**RECORDS FOR THE TASK:**
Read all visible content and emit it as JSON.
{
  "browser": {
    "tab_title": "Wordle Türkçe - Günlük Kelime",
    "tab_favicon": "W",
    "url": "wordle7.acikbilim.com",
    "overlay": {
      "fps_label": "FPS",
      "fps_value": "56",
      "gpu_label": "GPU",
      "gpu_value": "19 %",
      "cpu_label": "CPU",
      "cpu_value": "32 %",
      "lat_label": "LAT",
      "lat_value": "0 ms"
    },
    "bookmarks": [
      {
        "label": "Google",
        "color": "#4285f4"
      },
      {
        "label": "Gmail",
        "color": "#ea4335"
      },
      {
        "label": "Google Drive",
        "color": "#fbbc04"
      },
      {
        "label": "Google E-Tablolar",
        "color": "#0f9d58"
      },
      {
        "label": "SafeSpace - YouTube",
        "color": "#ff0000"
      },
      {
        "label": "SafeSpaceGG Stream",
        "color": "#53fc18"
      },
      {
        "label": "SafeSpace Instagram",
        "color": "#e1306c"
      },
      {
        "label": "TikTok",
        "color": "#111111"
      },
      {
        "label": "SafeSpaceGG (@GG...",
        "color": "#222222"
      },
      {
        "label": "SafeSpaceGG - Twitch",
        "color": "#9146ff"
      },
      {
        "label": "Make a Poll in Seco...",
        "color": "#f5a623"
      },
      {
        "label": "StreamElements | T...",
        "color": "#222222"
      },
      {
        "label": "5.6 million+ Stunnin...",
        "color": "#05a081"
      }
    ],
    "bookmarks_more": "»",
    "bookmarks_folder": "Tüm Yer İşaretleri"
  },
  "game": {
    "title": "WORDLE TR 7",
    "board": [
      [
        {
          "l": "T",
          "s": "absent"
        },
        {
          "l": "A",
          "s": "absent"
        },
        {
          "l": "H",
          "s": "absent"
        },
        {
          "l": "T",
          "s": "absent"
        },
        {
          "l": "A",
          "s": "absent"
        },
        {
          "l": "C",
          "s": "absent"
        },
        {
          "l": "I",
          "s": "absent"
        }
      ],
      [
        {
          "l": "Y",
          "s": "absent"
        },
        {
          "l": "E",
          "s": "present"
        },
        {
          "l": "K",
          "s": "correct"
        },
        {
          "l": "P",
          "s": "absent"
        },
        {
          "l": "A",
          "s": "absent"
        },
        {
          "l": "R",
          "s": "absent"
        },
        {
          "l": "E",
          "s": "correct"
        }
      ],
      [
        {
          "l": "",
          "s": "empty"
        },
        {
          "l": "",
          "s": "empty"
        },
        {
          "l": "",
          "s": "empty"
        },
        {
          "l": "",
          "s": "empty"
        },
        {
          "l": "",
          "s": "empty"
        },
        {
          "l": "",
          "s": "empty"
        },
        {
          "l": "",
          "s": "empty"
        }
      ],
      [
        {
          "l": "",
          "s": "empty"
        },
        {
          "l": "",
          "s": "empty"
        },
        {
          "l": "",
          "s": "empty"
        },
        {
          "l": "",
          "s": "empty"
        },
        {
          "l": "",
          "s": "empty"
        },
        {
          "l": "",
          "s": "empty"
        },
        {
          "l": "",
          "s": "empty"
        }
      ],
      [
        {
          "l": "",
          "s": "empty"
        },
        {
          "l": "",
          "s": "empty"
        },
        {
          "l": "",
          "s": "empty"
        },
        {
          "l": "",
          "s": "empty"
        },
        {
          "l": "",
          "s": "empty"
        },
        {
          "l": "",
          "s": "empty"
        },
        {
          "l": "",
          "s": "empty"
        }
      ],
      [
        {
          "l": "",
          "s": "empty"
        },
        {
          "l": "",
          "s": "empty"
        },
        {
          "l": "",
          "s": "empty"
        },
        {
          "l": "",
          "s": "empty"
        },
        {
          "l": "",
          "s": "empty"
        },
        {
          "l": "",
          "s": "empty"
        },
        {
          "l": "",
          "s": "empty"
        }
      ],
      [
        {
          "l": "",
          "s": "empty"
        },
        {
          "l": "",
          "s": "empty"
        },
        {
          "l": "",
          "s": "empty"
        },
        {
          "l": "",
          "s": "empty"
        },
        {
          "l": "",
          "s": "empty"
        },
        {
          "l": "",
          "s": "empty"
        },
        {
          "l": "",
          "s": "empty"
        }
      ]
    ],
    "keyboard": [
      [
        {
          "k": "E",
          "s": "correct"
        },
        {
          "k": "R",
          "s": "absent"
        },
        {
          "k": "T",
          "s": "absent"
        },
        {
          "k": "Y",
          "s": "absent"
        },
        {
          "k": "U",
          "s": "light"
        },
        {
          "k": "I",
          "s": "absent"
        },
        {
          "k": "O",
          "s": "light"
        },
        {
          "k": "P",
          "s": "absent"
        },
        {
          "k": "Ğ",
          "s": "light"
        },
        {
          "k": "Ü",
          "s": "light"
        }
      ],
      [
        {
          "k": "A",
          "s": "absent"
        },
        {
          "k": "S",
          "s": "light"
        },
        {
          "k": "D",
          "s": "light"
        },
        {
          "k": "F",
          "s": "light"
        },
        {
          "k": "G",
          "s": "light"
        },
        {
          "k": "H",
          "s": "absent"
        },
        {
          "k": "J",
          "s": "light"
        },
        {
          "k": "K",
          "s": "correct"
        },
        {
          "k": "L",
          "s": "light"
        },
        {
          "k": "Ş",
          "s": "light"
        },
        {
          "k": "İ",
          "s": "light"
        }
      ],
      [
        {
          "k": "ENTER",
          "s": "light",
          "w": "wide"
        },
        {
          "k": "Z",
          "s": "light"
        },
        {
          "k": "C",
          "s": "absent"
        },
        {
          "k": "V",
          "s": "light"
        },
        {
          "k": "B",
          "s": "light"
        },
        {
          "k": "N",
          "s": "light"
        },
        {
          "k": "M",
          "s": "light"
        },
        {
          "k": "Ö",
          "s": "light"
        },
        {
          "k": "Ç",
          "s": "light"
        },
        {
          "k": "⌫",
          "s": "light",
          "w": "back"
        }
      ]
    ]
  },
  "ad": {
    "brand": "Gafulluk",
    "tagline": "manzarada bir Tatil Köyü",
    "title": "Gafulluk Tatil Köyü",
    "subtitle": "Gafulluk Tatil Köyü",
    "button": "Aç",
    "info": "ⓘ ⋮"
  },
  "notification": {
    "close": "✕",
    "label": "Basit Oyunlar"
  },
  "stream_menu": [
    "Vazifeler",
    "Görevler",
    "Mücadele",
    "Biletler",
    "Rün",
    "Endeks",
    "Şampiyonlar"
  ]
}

**YOUR GOAL:** Write out every line of the material again, exactly as it reads.

**SOLUTION:**
Read all visible content and emit it as JSON.
{
  "browser": {
    "tab_title": "Wordle Türkçe - Günlük Kelime",
    "tab_favicon": "W",
    "url": "wordle7.acikbilim.com",
    "overlay": {
      "fps_label": "FPS",
      "fps_value": "56",
      "gpu_label": "GPU",
      "gpu_value": "19 %",
      "cpu_label": "CPU",
      "cpu_value": "32 %",
      "lat_label": "LAT",
      "lat_value": "0 ms"
    },
    "bookmarks": [
      {
        "label": "Google",
        "color": "#4285f4"
      },
      {
        "label": "Gmail",
        "color": "#ea4335"
      },
      {
        "label": "Google Drive",
        "color": "#fbbc04"
      },
      {
        "label": "Google E-Tablolar",
        "color": "#0f9d58"
      },
      {
        "label": "SafeSpace - YouTube",
        "color": "#ff0000"
      },
      {
        "label": "SafeSpaceGG Stream",
        "color": "#53fc18"
      },
      {
        "label": "SafeSpace Instagram",
        "color": "#e1306c"
      },
      {
        "label": "TikTok",
        "color": "#111111"
      },
      {
        "label": "SafeSpaceGG (@GG...",
        "color": "#222222"
      },
      {
        "label": "SafeSpaceGG - Twitch",
        "color": "#9146ff"
      },
      {
        "label": "Make a Poll in Seco...",
        "color": "#f5a623"
      },
      {
        "label": "StreamElements | T...",
        "color": "#222222"
      },
      {
        "label": "5.6 million+ Stunnin...",
        "color": "#05a081"
      }
    ],
    "bookmarks_more": "»",
    "bookmarks_folder": "Tüm Yer İşaretleri"
  },
  "game": {
    "title": "WORDLE TR 7",
    "board": [
      [
        {
          "l": "T",
          "s": "absent"
        },
        {
          "l": "A",
          "s": "absent"
        },
        {
          "l": "H",
          "s": "absent"
        },
        {
          "l": "T",
          "s": "absent"
        },
        {
          "l": "A",
          "s": "absent"
        },
        {
          "l": "C",
          "s": "absent"
        },
        {
          "l": "I",
          "s": "absent"
        }
      ],
      [
        {
          "l": "Y",
          "s": "absent"
        },
        {
          "l": "E",
          "s": "present"
        },
        {
          "l": "K",
          "s": "correct"
        },
        {
          "l": "P",
          "s": "absent"
        },
        {
          "l": "A",
          "s": "absent"
        },
        {
          "l": "R",
          "s": "absent"
        },
        {
          "l": "E",
          "s": "correct"
        }
      ],
      [
        {
          "l": "",
          "s": "empty"
        },
        {
          "l": "",
          "s": "empty"
        },
        {
          "l": "",
          "s": "empty"
        },
        {
          "l": "",
          "s": "empty"
        },
        {
          "l": "",
          "s": "empty"
        },
        {
          "l": "",
          "s": "empty"
        },
        {
          "l": "",
          "s": "empty"
        }
      ],
      [
        {
          "l": "",
          "s": "empty"
        },
        {
          "l": "",
          "s": "empty"
        },
        {
          "l": "",
          "s": "empty"
        },
        {
          "l": "",
          "s": "empty"
        },
        {
          "l": "",
          "s": "empty"
        },
        {
          "l": "",
          "s": "empty"
        },
        {
          "l": "",
          "s": "empty"
        }
      ],
      [
        {
          "l": "",
          "s": "empty"
        },
        {
          "l": "",
          "s": "empty"
        },
        {
          "l": "",
          "s": "empty"
        },
        {
          "l": "",
          "s": "empty"
        },
        {
          "l": "",
          "s": "empty"
        },
        {
          "l": "",
          "s": "empty"
        },
        {
          "l": "",
          "s": "empty"
        }
      ],
      [
        {
          "l": "",
          "s": "empty"
        },
        {
          "l": "",
          "s": "empty"
        },
        {
          "l": "",
          "s": "empty"
        },
        {
          "l": "",
          "s": "empty"
        },
        {
          "l": "",
          "s": "empty"
        },
        {
          "l": "",
          "s": "empty"
        },
        {
          "l": "",
          "s": "empty"
        }
      ],
      [
        {
          "l": "",
          "s": "empty"
        },
        {
          "l": "",
          "s": "empty"
        },
        {
          "l": "",
          "s": "empty"
        },
        {
          "l": "",
          "s": "empty"
        },
        {
          "l": "",
          "s": "empty"
        },
        {
          "l": "",
          "s": "empty"
        },
        {
          "l": "",
          "s": "empty"
        }
      ]
    ],
    "keyboard": [
      [
        {
          "k": "E",
          "s": "correct"
        },
        {
          "k": "R",
          "s": "absent"
        },
        {
          "k": "T",
          "s": "absent"
        },
        {
          "k": "Y",
          "s": "absent"
        },
        {
          "k": "U",
          "s": "light"
        },
        {
          "k": "I",
          "s": "absent"
        },
        {
          "k": "O",
          "s": "light"
        },
        {
          "k": "P",
          "s": "absent"
        },
        {
          "k": "Ğ",
          "s": "light"
        },
        {
          "k": "Ü",
          "s": "light"
        }
      ],
      [
        {
          "k": "A",
          "s": "absent"
        },
        {
          "k": "S",
          "s": "light"
        },
        {
          "k": "D",
          "s": "light"
        },
        {
          "k": "F",
          "s": "light"
        },
        {
          "k": "G",
          "s": "light"
        },
        {
          "k": "H",
          "s": "absent"
        },
        {
          "k": "J",
          "s": "light"
        },
        {
          "k": "K",
          "s": "correct"
        },
        {
          "k": "L",
          "s": "light"
        },
        {
          "k": "Ş",
          "s": "light"
        },
        {
          "k": "İ",
          "s": "light"
        }
      ],
      [
        {
          "k": "ENTER",
          "s": "light",
          "w": "wide"
        },
        {
          "k": "Z",
          "s": "light"
        },
        {
          "k": "C",
          "s": "absent"
        },
        {
          "k": "V",
          "s": "light"
        },
        {
          "k": "B",
          "s": "light"
        },
        {
          "k": "N",
          "s": "light"
        },
        {
          "k": "M",
          "s": "light"
        },
        {
          "k": "Ö",
          "s": "light"
        },
        {
          "k": "Ç",
          "s": "light"
        },
        {
          "k": "⌫",
          "s": "light",
          "w": "back"
        }
      ]
    ]
  },
  "ad": {
    "brand": "Gafulluk",
    "tagline": "manzarada bir Tatil Köyü",
    "title": "Gafulluk Tatil Köyü",
    "subtitle": "Gafulluk Tatil Köyü",
    "button": "Aç",
    "info": "ⓘ ⋮"
  },
  "notification": {
    "close": "✕",
    "label": "Basit Oyunlar"
  },
  "stream_menu": [
    "Vazifeler",
    "Görevler",
    "Mücadele",
    "Biletler",
    "Rün",
    "Endeks",
    "Şampiyonlar"
  ]
}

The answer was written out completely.